• _Work required_:
Your task is to restate the data word for word.

__________________________________________________

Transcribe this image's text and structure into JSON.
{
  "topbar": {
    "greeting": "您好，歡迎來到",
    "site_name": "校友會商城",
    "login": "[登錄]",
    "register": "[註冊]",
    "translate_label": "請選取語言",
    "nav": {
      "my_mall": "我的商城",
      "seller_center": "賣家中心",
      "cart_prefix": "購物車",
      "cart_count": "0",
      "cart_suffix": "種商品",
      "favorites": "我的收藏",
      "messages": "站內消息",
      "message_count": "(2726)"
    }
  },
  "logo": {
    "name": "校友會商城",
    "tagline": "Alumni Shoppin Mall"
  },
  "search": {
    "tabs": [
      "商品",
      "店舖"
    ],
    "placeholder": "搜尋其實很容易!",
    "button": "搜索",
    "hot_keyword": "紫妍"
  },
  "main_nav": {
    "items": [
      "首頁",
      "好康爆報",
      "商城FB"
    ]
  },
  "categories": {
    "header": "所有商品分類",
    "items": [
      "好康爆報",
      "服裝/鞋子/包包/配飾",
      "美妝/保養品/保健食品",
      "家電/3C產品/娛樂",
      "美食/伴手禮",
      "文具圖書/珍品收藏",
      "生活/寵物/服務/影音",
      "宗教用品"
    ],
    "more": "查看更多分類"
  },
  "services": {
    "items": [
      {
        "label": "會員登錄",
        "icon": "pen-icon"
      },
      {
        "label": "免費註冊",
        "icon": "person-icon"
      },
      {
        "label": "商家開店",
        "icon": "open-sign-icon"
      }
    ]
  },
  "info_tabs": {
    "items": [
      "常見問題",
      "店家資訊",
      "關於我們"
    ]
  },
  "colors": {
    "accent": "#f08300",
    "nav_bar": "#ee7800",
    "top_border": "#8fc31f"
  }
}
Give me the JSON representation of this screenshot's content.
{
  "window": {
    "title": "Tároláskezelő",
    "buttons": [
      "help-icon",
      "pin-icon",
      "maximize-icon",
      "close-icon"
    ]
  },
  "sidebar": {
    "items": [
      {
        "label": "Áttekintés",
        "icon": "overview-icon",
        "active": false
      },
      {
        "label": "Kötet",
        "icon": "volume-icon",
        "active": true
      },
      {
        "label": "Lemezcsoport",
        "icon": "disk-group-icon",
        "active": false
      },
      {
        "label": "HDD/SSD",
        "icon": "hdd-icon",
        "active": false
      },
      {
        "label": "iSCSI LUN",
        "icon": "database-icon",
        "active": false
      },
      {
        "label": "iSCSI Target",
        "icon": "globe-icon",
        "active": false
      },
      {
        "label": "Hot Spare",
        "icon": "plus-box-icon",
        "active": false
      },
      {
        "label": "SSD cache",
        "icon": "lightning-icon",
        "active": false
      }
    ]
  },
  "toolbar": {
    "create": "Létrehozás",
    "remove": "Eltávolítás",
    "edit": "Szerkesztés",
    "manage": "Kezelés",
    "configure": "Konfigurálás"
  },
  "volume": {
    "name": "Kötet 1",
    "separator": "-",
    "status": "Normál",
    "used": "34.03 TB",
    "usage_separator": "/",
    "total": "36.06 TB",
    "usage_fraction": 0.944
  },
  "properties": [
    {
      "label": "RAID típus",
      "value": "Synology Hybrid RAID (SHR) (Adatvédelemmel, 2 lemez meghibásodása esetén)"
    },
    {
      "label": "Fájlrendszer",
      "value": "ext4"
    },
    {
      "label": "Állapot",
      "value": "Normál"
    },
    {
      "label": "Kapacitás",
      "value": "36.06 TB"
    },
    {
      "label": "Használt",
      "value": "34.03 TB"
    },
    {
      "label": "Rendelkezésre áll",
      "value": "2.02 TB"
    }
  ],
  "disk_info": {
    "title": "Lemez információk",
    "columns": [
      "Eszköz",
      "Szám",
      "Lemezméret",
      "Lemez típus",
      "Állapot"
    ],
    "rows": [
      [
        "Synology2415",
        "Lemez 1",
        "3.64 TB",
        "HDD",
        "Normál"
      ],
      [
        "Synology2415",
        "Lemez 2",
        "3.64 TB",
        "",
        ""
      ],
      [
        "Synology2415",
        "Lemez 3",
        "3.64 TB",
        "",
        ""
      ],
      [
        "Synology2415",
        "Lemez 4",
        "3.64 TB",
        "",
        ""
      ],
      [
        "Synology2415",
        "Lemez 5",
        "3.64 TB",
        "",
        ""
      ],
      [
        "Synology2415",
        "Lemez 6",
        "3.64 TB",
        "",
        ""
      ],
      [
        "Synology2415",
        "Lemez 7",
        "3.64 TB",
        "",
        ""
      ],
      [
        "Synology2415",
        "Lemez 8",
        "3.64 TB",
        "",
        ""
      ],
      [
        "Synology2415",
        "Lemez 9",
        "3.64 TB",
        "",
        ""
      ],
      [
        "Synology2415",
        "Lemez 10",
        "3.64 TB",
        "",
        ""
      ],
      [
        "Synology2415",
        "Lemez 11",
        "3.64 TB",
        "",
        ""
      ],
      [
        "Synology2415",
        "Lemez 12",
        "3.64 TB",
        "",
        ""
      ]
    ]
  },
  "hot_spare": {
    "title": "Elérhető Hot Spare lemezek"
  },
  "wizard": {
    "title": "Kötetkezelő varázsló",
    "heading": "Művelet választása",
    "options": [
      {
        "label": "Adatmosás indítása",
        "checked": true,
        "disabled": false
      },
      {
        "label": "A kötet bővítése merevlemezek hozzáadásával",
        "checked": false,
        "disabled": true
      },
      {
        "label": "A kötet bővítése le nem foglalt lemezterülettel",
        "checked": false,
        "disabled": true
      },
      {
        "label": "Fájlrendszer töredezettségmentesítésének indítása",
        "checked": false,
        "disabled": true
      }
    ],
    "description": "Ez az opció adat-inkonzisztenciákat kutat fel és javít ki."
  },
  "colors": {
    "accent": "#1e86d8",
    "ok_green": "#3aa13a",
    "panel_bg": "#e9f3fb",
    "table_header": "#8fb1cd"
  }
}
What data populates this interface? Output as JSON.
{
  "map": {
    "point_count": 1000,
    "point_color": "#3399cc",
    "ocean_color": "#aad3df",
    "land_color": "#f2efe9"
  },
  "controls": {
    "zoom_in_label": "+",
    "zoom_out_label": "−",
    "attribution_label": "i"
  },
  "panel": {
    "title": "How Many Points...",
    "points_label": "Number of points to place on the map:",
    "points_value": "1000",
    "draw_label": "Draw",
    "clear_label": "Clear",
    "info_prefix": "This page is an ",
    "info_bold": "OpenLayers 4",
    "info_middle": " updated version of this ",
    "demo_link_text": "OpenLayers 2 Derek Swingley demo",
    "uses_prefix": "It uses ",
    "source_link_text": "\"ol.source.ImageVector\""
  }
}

__________________________________________________

• _Result_:
Transcribe this image's text and structure into JSON.
{
  "topbar": {
    "greeting": "您好，歡迎來到",
    "site_name": "校友會商城",
    "login": "[登錄]",
    "register": "[註冊]",
    "translate_label": "請選取語言",
    "nav": {
      "my_mall": "我的商城",
      "seller_center": "賣家中心",
      "cart_prefix": "購物車",
      "cart_count": "0",
      "cart_suffix": "種商品",
      "favorites": "我的收藏",
      "messages": "站內消息",
      "message_count": "(2726)"
    }
  },
  "logo": {
    "name": "校友會商城",
    "tagline": "Alumni Shoppin Mall"
  },
  "search": {
    "tabs": [
      "商品",
      "店舖"
    ],
    "placeholder": "搜尋其實很容易!",
    "button": "搜索",
    "hot_keyword": "紫妍"
  },
  "main_nav": {
    "items": [
      "首頁",
      "好康爆報",
      "商城FB"
    ]
  },
  "categories": {
    "header": "所有商品分類",
    "items": [
      "好康爆報",
      "服裝/鞋子/包包/配飾",
      "美妝/保養品/保健食品",
      "家電/3C產品/娛樂",
      "美食/伴手禮",
      "文具圖書/珍品收藏",
      "生活/寵物/服務/影音",
      "宗教用品"
    ],
    "more": "查看更多分類"
  },
  "services": {
    "items": [
      {
        "label": "會員登錄",
        "icon": "pen-icon"
      },
      {
        "label": "免費註冊",
        "icon": "person-icon"
      },
      {
        "label": "商家開店",
        "icon": "open-sign-icon"
      }
    ]
  },
  "info_tabs": {
    "items": [
      "常見問題",
      "店家資訊",
      "關於我們"
    ]
  },
  "colors": {
    "accent": "#f08300",
    "nav_bar": "#ee7800",
    "top_border": "#8fc31f"
  }
}
Give me the JSON representation of this screenshot's content.
{
  "window": {
    "title": "Tároláskezelő",
    "buttons": [
      "help-icon",
      "pin-icon",
      "maximize-icon",
      "close-icon"
    ]
  },
  "sidebar": {
    "items": [
      {
        "label": "Áttekintés",
        "icon": "overview-icon",
        "active": false
      },
      {
        "label": "Kötet",
        "icon": "volume-icon",
        "active": true
      },
      {
        "label": "Lemezcsoport",
        "icon": "disk-group-icon",
        "active": false
      },
      {
        "label": "HDD/SSD",
        "icon": "hdd-icon",
        "active": false
      },
      {
        "label": "iSCSI LUN",
        "icon": "database-icon",
        "active": false
      },
      {
        "label": "iSCSI Target",
        "icon": "globe-icon",
        "active": false
      },
      {
        "label": "Hot Spare",
        "icon": "plus-box-icon",
        "active": false
      },
      {
        "label": "SSD cache",
        "icon": "lightning-icon",
        "active": false
      }
    ]
  },
  "toolbar": {
    "create": "Létrehozás",
    "remove": "Eltávolítás",
    "edit": "Szerkesztés",
    "manage": "Kezelés",
    "configure": "Konfigurálás"
  },
  "volume": {
    "name": "Kötet 1",
    "separator": "-",
    "status": "Normál",
    "used": "34.03 TB",
    "usage_separator": "/",
    "total": "36.06 TB",
    "usage_fraction": 0.944
  },
  "properties": [
    {
      "label": "RAID típus",
      "value": "Synology Hybrid RAID (SHR) (Adatvédelemmel, 2 lemez meghibásodása esetén)"
    },
    {
      "label": "Fájlrendszer",
      "value": "ext4"
    },
    {
      "label": "Állapot",
      "value": "Normál"
    },
    {
      "label": "Kapacitás",
      "value": "36.06 TB"
    },
    {
      "label": "Használt",
      "value": "34.03 TB"
    },
    {
      "label": "Rendelkezésre áll",
      "value": "2.02 TB"
    }
  ],
  "disk_info": {
    "title": "Lemez információk",
    "columns": [
      "Eszköz",
      "Szám",
      "Lemezméret",
      "Lemez típus",
      "Állapot"
    ],
    "rows": [
      [
        "Synology2415",
        "Lemez 1",
        "3.64 TB",
        "HDD",
        "Normál"
      ],
      [
        "Synology2415",
        "Lemez 2",
        "3.64 TB",
        "",
        ""
      ],
      [
        "Synology2415",
        "Lemez 3",
        "3.64 TB",
        "",
        ""
      ],
      [
        "Synology2415",
        "Lemez 4",
        "3.64 TB",
        "",
        ""
      ],
      [
        "Synology2415",
        "Lemez 5",
        "3.64 TB",
        "",
        ""
      ],
      [
        "Synology2415",
        "Lemez 6",
        "3.64 TB",
        "",
        ""
      ],
      [
        "Synology2415",
        "Lemez 7",
        "3.64 TB",
        "",
        ""
      ],
      [
        "Synology2415",
        "Lemez 8",
        "3.64 TB",
        "",
        ""
      ],
      [
        "Synology2415",
        "Lemez 9",
        "3.64 TB",
        "",
        ""
      ],
      [
        "Synology2415",
        "Lemez 10",
        "3.64 TB",
        "",
        ""
      ],
      [
        "Synology2415",
        "Lemez 11",
        "3.64 TB",
        "",
        ""
      ],
      [
        "Synology2415",
        "Lemez 12",
        "3.64 TB",
        "",
        ""
      ]
    ]
  },
  "hot_spare": {
    "title": "Elérhető Hot Spare lemezek"
  },
  "wizard": {
    "title": "Kötetkezelő varázsló",
    "heading": "Művelet választása",
    "options": [
      {
        "label": "Adatmosás indítása",
        "checked": true,
        "disabled": false
      },
      {
        "label": "A kötet bővítése merevlemezek hozzáadásával",
        "checked": false,
        "disabled": true
      },
      {
        "label": "A kötet bővítése le nem foglalt lemezterülettel",
        "checked": false,
        "disabled": true
      },
      {
        "label": "Fájlrendszer töredezettségmentesítésének indítása",
        "checked": false,
        "disabled": true
      }
    ],
    "description": "Ez az opció adat-inkonzisztenciákat kutat fel és javít ki."
  },
  "colors": {
    "accent": "#1e86d8",
    "ok_green": "#3aa13a",
    "panel_bg": "#e9f3fb",
    "table_header": "#8fb1cd"
  }
}
What data populates this interface? Output as JSON.
{
  "map": {
    "point_count": 1000,
    "point_color": "#3399cc",
    "ocean_color": "#aad3df",
    "land_color": "#f2efe9"
  },
  "controls": {
    "zoom_in_label": "+",
    "zoom_out_label": "−",
    "attribution_label": "i"
  },
  "panel": {
    "title": "How Many Points...",
    "points_label": "Number of points to place on the map:",
    "points_value": "1000",
    "draw_label": "Draw",
    "clear_label": "Clear",
    "info_prefix": "This page is an ",
    "info_bold": "OpenLayers 4",
    "info_middle": " updated version of this ",
    "demo_link_text": "OpenLayers 2 Derek Swingley demo",
    "uses_prefix": "It uses ",
    "source_link_text": "\"ol.source.ImageVector\""
  }
}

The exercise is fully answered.